(Records contained in a dataset)
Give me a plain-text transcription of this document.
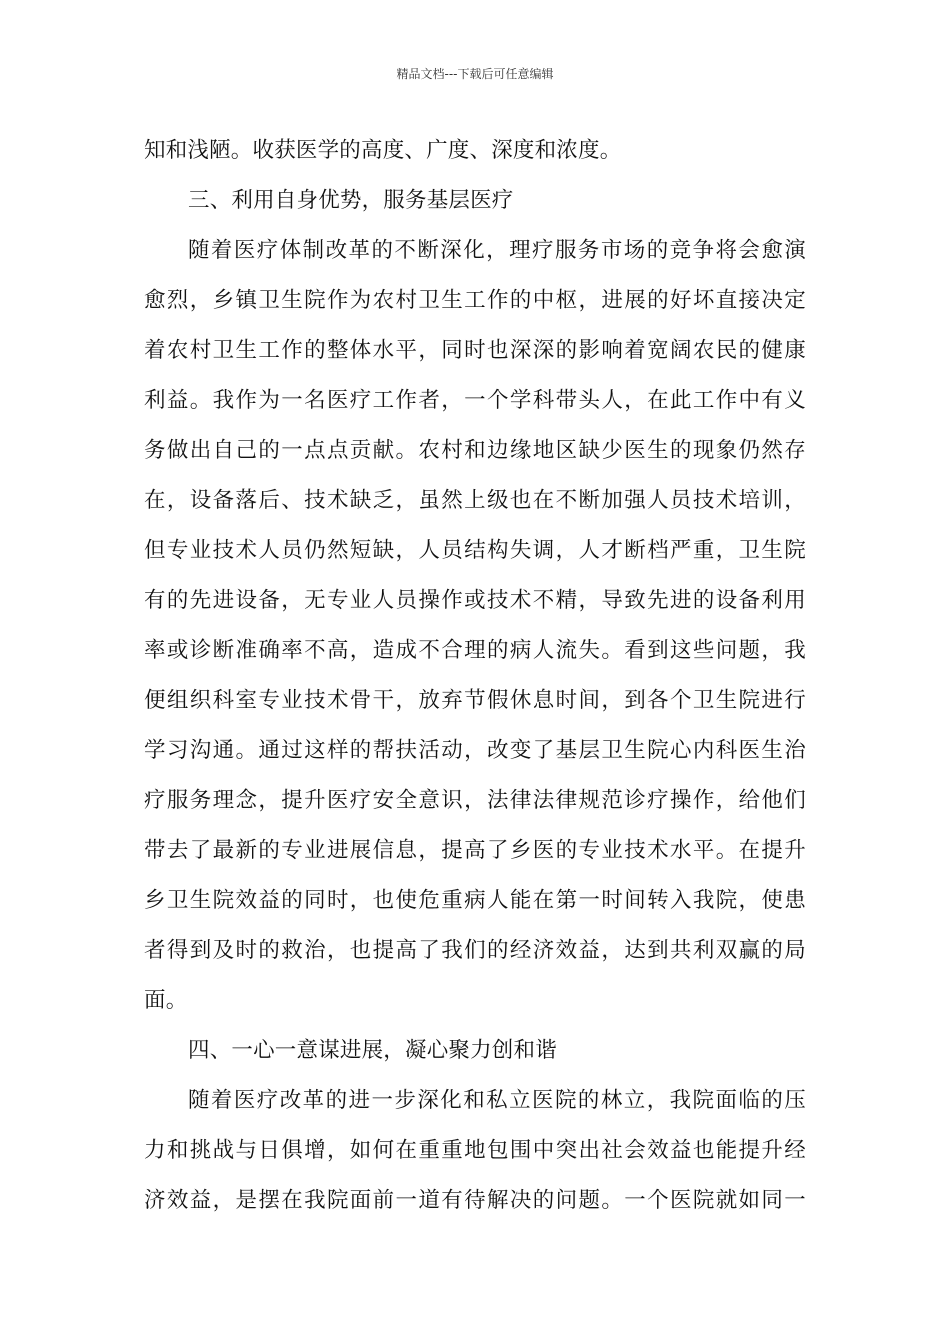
精品文档---下载后可任意编辑
知和浅陋。收获医学的高度、广度、深度和浓度。
三、利用自身优势，服务基层医疗
随着医疗体制改革的不断深化，理疗服务市场的竞争将会愈演
愈烈，乡镇卫生院作为农村卫生工作的中枢，进展的好坏直接决定
着农村卫生工作的整体水平，同时也深深的影响着宽阔农民的健康
利益。我作为一名医疗工作者，一个学科带头人，在此工作中有义
务做出自己的一点点贡献。农村和边缘地区缺少医生的现象仍然存
在，设备落后、技术缺乏，虽然上级也在不断加强人员技术培训，
但专业技术人员仍然短缺，人员结构失调，人才断档严重，卫生院
有的先进设备，无专业人员操作或技术不精，导致先进的设备利用
率或诊断准确率不高，造成不合理的病人流失。看到这些问题，我
便组织科室专业技术骨干，放弃节假休息时间，到各个卫生院进行
学习沟通。通过这样的帮扶活动，改变了基层卫生院心内科医生治
疗服务理念，提升医疗安全意识，法律法律规范诊疗操作，给他们
带去了最新的专业进展信息，提高了乡医的专业技术水平。在提升
乡卫生院效益的同时，也使危重病人能在第一时间转入我院，使患
者得到及时的救治，也提高了我们的经济效益，达到共利双赢的局
面。
四、一心一意谋进展，凝心聚力创和谐
随着医疗改革的进一步深化和私立医院的林立，我院面临的压
力和挑战与日俱增，如何在重重地包围中突出社会效益也能提升经
济效益，是摆在我院面前一道有待解决的问题。一个医院就如同一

*THE REQUEST*
Restate the whole listing above exactly, except for its images.

*ANSWER*
Give me a plain-text transcription of this document.
精品文档---下载后可任意编辑
知和浅陋。收获医学的高度、广度、深度和浓度。
三、利用自身优势，服务基层医疗
随着医疗体制改革的不断深化，理疗服务市场的竞争将会愈演
愈烈，乡镇卫生院作为农村卫生工作的中枢，进展的好坏直接决定
着农村卫生工作的整体水平，同时也深深的影响着宽阔农民的健康
利益。我作为一名医疗工作者，一个学科带头人，在此工作中有义
务做出自己的一点点贡献。农村和边缘地区缺少医生的现象仍然存
在，设备落后、技术缺乏，虽然上级也在不断加强人员技术培训，
但专业技术人员仍然短缺，人员结构失调，人才断档严重，卫生院
有的先进设备，无专业人员操作或技术不精，导致先进的设备利用
率或诊断准确率不高，造成不合理的病人流失。看到这些问题，我
便组织科室专业技术骨干，放弃节假休息时间，到各个卫生院进行
学习沟通。通过这样的帮扶活动，改变了基层卫生院心内科医生治
疗服务理念，提升医疗安全意识，法律法律规范诊疗操作，给他们
带去了最新的专业进展信息，提高了乡医的专业技术水平。在提升
乡卫生院效益的同时，也使危重病人能在第一时间转入我院，使患
者得到及时的救治，也提高了我们的经济效益，达到共利双赢的局
面。
四、一心一意谋进展，凝心聚力创和谐
随着医疗改革的进一步深化和私立医院的林立，我院面临的压
力和挑战与日俱增，如何在重重地包围中突出社会效益也能提升经
济效益，是摆在我院面前一道有待解决的问题。一个医院就如同一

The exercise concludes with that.